[Document page data]
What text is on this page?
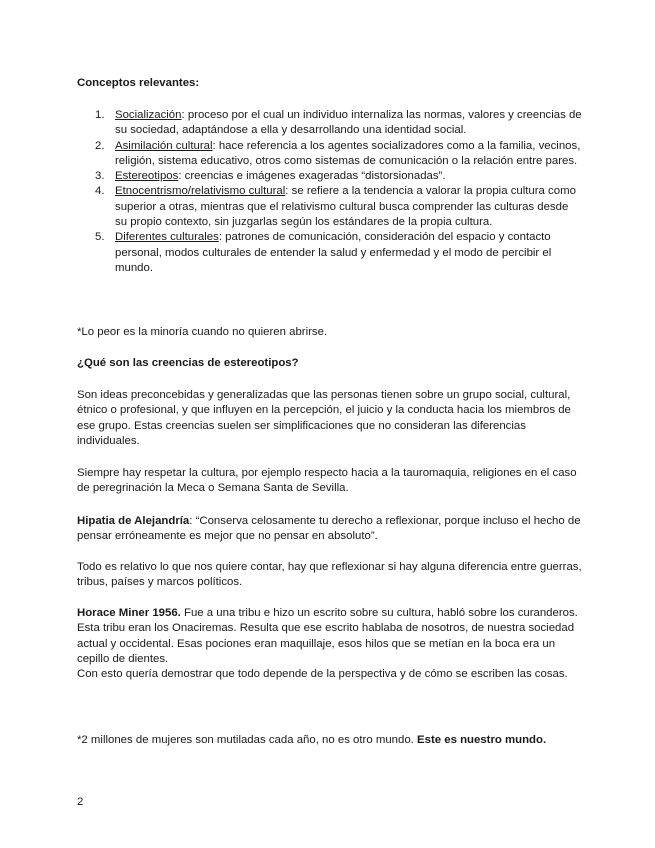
Conceptos relevantes:
1. Socialización: proceso por el cual un individuo internaliza las normas, valores y creencias de su sociedad, adaptándose a ella y desarrollando una identidad social.
2. Asimilación cultural: hace referencia a los agentes socializadores como a la familia, vecinos, religión, sistema educativo, otros como sistemas de comunicación o la relación entre pares.
3. Estereotipos: creencias e imágenes exageradas “distorsionadas”.
4. Etnocentrismo/relativismo cultural: se refiere a la tendencia a valorar la propia cultura como superior a otras, mientras que el relativismo cultural busca comprender las culturas desde su propio contexto, sin juzgarlas según los estándares de la propia cultura.
5. Diferentes culturales: patrones de comunicación, consideración del espacio y contacto personal, modos culturales de entender la salud y enfermedad y el modo de percibir el mundo.
*Lo peor es la minoría cuando no quieren abrirse.
¿Qué son las creencias de estereotipos?
Son ideas preconcebidas y generalizadas que las personas tienen sobre un grupo social, cultural, étnico o profesional, y que influyen en la percepción, el juicio y la conducta hacia los miembros de ese grupo. Estas creencias suelen ser simplificaciones que no consideran las diferencias individuales.
Siempre hay respetar la cultura, por ejemplo respecto hacia a la tauromaquia, religiones en el caso de peregrinación la Meca o Semana Santa de Sevilla.
Hipatia de Alejandría: “Conserva celosamente tu derecho a reflexionar, porque incluso el hecho de pensar erróneamente es mejor que no pensar en absoluto”.
Todo es relativo lo que nos quiere contar, hay que reflexionar si hay alguna diferencia entre guerras, tribus, países y marcos políticos.
Horace Miner 1956. Fue a una tribu e hizo un escrito sobre su cultura, habló sobre los curanderos. Esta tribu eran los Onaciremas. Resulta que ese escrito hablaba de nosotros, de nuestra sociedad actual y occidental. Esas pociones eran maquillaje, esos hilos que se metían en la boca era un cepillo de dientes.
Con esto quería demostrar que todo depende de la perspectiva y de cómo se escriben las cosas.
*2 millones de mujeres son mutiladas cada año, no es otro mundo. Este es nuestro mundo.
2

Aim of the task
In the records above, find each line that mentions the string "mundo", then copy it.

Written answer
5. Diferentes culturales: patrones de comunicación, consideración del espacio y contacto personal, modos culturales de entender la salud y enfermedad y el modo de percibir el mundo.
*2 millones de mujeres son mutiladas cada año, no es otro mundo. Este es nuestro mundo.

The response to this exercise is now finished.